| WHAT YOU WILL DO |
Will you output all of the data below exactly, omitting the images?

| Figure data in JSON |

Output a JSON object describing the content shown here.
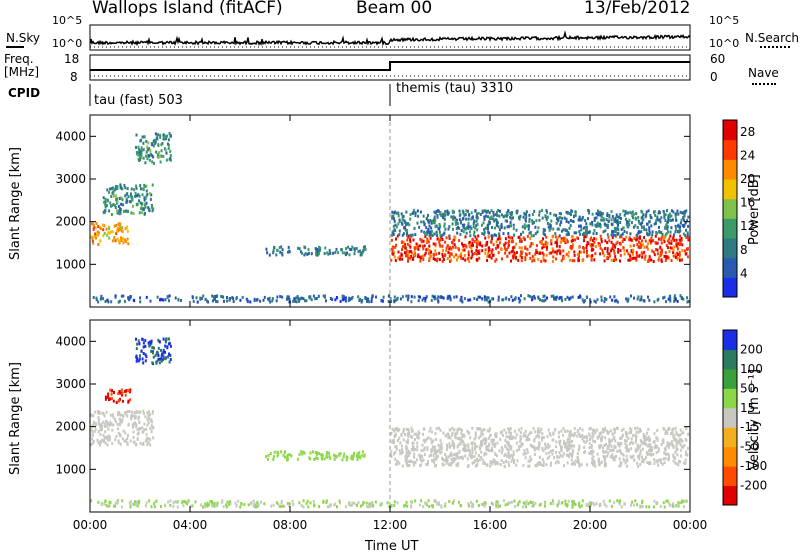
{
  "header": {
    "station": "Wallops Island (fitACF)",
    "beam": "Beam 00",
    "date": "13/Feb/2012"
  },
  "noise_panel": {
    "left_label": "N.Sky",
    "right_label": "N.Search",
    "left_ticks": [
      "10^5",
      "10^0"
    ],
    "right_ticks": [
      "10^5",
      "10^0"
    ]
  },
  "freq_panel": {
    "left_label_line1": "Freq.",
    "left_label_line2": "[MHz]",
    "right_label": "Nave",
    "left_ticks": [
      "18",
      "8"
    ],
    "right_ticks": [
      "60",
      "0"
    ]
  },
  "cpid": {
    "label": "CPID",
    "segments": [
      {
        "name": "tau (fast) 503",
        "start_hour": 0
      },
      {
        "name": "themis (tau) 3310",
        "start_hour": 12
      }
    ]
  },
  "colors": {
    "power_scale": [
      "#1a2ee6",
      "#2a5ab0",
      "#2e7a82",
      "#3a9a6a",
      "#7ec24a",
      "#f2c200",
      "#ff8a00",
      "#ff3a00",
      "#e00000"
    ],
    "velocity_scale": [
      "#e00000",
      "#ff4a00",
      "#ff8c00",
      "#f2b020",
      "#c8c8c0",
      "#8ad84a",
      "#3aa03a",
      "#2a7a60",
      "#1a2ee6"
    ]
  },
  "chart_data": [
    {
      "type": "heatmap",
      "title": "",
      "xlabel": "Time UT",
      "ylabel": "Slant Range [km]",
      "xlim": [
        0,
        24
      ],
      "ylim": [
        0,
        4500
      ],
      "x_ticks": [
        "00:00",
        "04:00",
        "08:00",
        "12:00",
        "16:00",
        "20:00",
        "00:00"
      ],
      "y_ticks": [
        "1000",
        "2000",
        "3000",
        "4000"
      ],
      "colorbar": {
        "label": "Power [dB]",
        "ticks": [
          "4",
          "8",
          "12",
          "16",
          "20",
          "24",
          "28"
        ],
        "range": [
          0,
          30
        ]
      },
      "echo_regions": [
        {
          "t_start": 0.0,
          "t_end": 1.5,
          "range_low": 1500,
          "range_high": 2000,
          "value": 20
        },
        {
          "t_start": 0.5,
          "t_end": 2.5,
          "range_low": 2200,
          "range_high": 2900,
          "value": 10
        },
        {
          "t_start": 1.8,
          "t_end": 3.2,
          "range_low": 3400,
          "range_high": 4100,
          "value": 10
        },
        {
          "t_start": 7.0,
          "t_end": 11.0,
          "range_low": 1250,
          "range_high": 1450,
          "value": 8
        },
        {
          "t_start": 12.0,
          "t_end": 23.9,
          "range_low": 1100,
          "range_high": 1700,
          "value": 26
        },
        {
          "t_start": 12.0,
          "t_end": 23.9,
          "range_low": 1700,
          "range_high": 2300,
          "value": 8
        },
        {
          "t_start": 0.0,
          "t_end": 23.9,
          "range_low": 150,
          "range_high": 300,
          "value": 6
        }
      ]
    },
    {
      "type": "heatmap",
      "title": "",
      "xlabel": "Time UT",
      "ylabel": "Slant Range [km]",
      "xlim": [
        0,
        24
      ],
      "ylim": [
        0,
        4500
      ],
      "x_ticks": [
        "00:00",
        "04:00",
        "08:00",
        "12:00",
        "16:00",
        "20:00",
        "00:00"
      ],
      "y_ticks": [
        "1000",
        "2000",
        "3000",
        "4000"
      ],
      "colorbar": {
        "label": "Velocity [m s⁻¹]",
        "ticks": [
          "200",
          "100",
          "50",
          "15",
          "-15",
          "-50",
          "-100",
          "-200"
        ],
        "range": [
          -250,
          250
        ]
      },
      "echo_regions": [
        {
          "t_start": 0.0,
          "t_end": 2.5,
          "range_low": 1600,
          "range_high": 2400,
          "value": 0
        },
        {
          "t_start": 0.5,
          "t_end": 1.6,
          "range_low": 2600,
          "range_high": 2900,
          "value": -200
        },
        {
          "t_start": 1.8,
          "t_end": 3.2,
          "range_low": 3500,
          "range_high": 4100,
          "value": 200
        },
        {
          "t_start": 7.0,
          "t_end": 11.0,
          "range_low": 1250,
          "range_high": 1450,
          "value": 60
        },
        {
          "t_start": 12.0,
          "t_end": 23.9,
          "range_low": 1100,
          "range_high": 2000,
          "value": 0
        },
        {
          "t_start": 0.0,
          "t_end": 23.9,
          "range_low": 150,
          "range_high": 300,
          "value": 30
        }
      ]
    }
  ]
}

| OUTPUT |
Output a JSON object describing the content shown here.
{
  "header": {
    "station": "Wallops Island (fitACF)",
    "beam": "Beam 00",
    "date": "13/Feb/2012"
  },
  "noise_panel": {
    "left_label": "N.Sky",
    "right_label": "N.Search",
    "left_ticks": [
      "10^5",
      "10^0"
    ],
    "right_ticks": [
      "10^5",
      "10^0"
    ]
  },
  "freq_panel": {
    "left_label_line1": "Freq.",
    "left_label_line2": "[MHz]",
    "right_label": "Nave",
    "left_ticks": [
      "18",
      "8"
    ],
    "right_ticks": [
      "60",
      "0"
    ]
  },
  "cpid": {
    "label": "CPID",
    "segments": [
      {
        "name": "tau (fast) 503",
        "start_hour": 0
      },
      {
        "name": "themis (tau) 3310",
        "start_hour": 12
      }
    ]
  },
  "colors": {
    "power_scale": [
      "#1a2ee6",
      "#2a5ab0",
      "#2e7a82",
      "#3a9a6a",
      "#7ec24a",
      "#f2c200",
      "#ff8a00",
      "#ff3a00",
      "#e00000"
    ],
    "velocity_scale": [
      "#e00000",
      "#ff4a00",
      "#ff8c00",
      "#f2b020",
      "#c8c8c0",
      "#8ad84a",
      "#3aa03a",
      "#2a7a60",
      "#1a2ee6"
    ]
  },
  "chart_data": [
    {
      "type": "heatmap",
      "title": "",
      "xlabel": "Time UT",
      "ylabel": "Slant Range [km]",
      "xlim": [
        0,
        24
      ],
      "ylim": [
        0,
        4500
      ],
      "x_ticks": [
        "00:00",
        "04:00",
        "08:00",
        "12:00",
        "16:00",
        "20:00",
        "00:00"
      ],
      "y_ticks": [
        "1000",
        "2000",
        "3000",
        "4000"
      ],
      "colorbar": {
        "label": "Power [dB]",
        "ticks": [
          "4",
          "8",
          "12",
          "16",
          "20",
          "24",
          "28"
        ],
        "range": [
          0,
          30
        ]
      },
      "echo_regions": [
        {
          "t_start": 0.0,
          "t_end": 1.5,
          "range_low": 1500,
          "range_high": 2000,
          "value": 20
        },
        {
          "t_start": 0.5,
          "t_end": 2.5,
          "range_low": 2200,
          "range_high": 2900,
          "value": 10
        },
        {
          "t_start": 1.8,
          "t_end": 3.2,
          "range_low": 3400,
          "range_high": 4100,
          "value": 10
        },
        {
          "t_start": 7.0,
          "t_end": 11.0,
          "range_low": 1250,
          "range_high": 1450,
          "value": 8
        },
        {
          "t_start": 12.0,
          "t_end": 23.9,
          "range_low": 1100,
          "range_high": 1700,
          "value": 26
        },
        {
          "t_start": 12.0,
          "t_end": 23.9,
          "range_low": 1700,
          "range_high": 2300,
          "value": 8
        },
        {
          "t_start": 0.0,
          "t_end": 23.9,
          "range_low": 150,
          "range_high": 300,
          "value": 6
        }
      ]
    },
    {
      "type": "heatmap",
      "title": "",
      "xlabel": "Time UT",
      "ylabel": "Slant Range [km]",
      "xlim": [
        0,
        24
      ],
      "ylim": [
        0,
        4500
      ],
      "x_ticks": [
        "00:00",
        "04:00",
        "08:00",
        "12:00",
        "16:00",
        "20:00",
        "00:00"
      ],
      "y_ticks": [
        "1000",
        "2000",
        "3000",
        "4000"
      ],
      "colorbar": {
        "label": "Velocity [m s⁻¹]",
        "ticks": [
          "200",
          "100",
          "50",
          "15",
          "-15",
          "-50",
          "-100",
          "-200"
        ],
        "range": [
          -250,
          250
        ]
      },
      "echo_regions": [
        {
          "t_start": 0.0,
          "t_end": 2.5,
          "range_low": 1600,
          "range_high": 2400,
          "value": 0
        },
        {
          "t_start": 0.5,
          "t_end": 1.6,
          "range_low": 2600,
          "range_high": 2900,
          "value": -200
        },
        {
          "t_start": 1.8,
          "t_end": 3.2,
          "range_low": 3500,
          "range_high": 4100,
          "value": 200
        },
        {
          "t_start": 7.0,
          "t_end": 11.0,
          "range_low": 1250,
          "range_high": 1450,
          "value": 60
        },
        {
          "t_start": 12.0,
          "t_end": 23.9,
          "range_low": 1100,
          "range_high": 2000,
          "value": 0
        },
        {
          "t_start": 0.0,
          "t_end": 23.9,
          "range_low": 150,
          "range_high": 300,
          "value": 30
        }
      ]
    }
  ]
}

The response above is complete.